§ **Objective**: Count how many lines have the word "Tolerance" in them. Reply with that number by itself.

§ **Material provided**:

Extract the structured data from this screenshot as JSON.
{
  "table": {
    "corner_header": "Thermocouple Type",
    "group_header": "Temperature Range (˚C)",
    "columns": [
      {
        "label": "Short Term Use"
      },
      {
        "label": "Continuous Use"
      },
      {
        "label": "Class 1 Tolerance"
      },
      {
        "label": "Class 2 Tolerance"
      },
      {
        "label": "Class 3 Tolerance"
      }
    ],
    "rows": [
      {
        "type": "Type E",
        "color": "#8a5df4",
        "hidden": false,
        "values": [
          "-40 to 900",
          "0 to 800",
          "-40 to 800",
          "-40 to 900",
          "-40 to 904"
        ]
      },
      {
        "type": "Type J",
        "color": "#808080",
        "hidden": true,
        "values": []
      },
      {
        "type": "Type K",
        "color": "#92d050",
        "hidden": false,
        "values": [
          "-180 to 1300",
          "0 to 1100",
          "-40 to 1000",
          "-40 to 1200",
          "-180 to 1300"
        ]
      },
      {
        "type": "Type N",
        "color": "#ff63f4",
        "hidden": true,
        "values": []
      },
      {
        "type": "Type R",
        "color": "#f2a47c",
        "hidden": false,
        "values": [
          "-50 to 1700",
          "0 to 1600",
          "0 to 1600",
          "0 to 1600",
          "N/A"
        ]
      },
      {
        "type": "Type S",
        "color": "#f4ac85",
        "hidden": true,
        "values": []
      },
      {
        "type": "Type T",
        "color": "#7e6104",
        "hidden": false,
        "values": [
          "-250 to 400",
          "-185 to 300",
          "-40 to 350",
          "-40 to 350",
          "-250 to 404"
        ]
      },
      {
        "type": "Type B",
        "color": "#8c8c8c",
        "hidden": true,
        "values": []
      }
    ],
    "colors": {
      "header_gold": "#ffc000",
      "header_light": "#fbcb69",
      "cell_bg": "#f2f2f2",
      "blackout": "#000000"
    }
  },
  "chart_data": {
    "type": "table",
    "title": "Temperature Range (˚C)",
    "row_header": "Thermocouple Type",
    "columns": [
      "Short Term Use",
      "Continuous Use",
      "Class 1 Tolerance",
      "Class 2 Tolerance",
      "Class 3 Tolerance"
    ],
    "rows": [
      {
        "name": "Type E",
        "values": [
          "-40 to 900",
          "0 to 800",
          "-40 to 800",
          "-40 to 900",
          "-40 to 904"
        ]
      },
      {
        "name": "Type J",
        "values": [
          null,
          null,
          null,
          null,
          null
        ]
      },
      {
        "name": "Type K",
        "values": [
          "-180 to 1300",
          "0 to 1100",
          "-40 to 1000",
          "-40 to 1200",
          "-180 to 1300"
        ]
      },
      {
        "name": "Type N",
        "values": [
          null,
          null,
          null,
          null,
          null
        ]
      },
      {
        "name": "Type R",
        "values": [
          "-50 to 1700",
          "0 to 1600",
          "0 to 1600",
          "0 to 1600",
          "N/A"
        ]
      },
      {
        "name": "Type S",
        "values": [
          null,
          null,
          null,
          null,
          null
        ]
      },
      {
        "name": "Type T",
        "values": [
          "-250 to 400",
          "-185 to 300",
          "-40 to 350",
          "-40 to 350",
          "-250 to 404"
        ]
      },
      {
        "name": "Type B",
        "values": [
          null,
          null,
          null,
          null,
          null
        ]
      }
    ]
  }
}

§ **Exercise output**: 6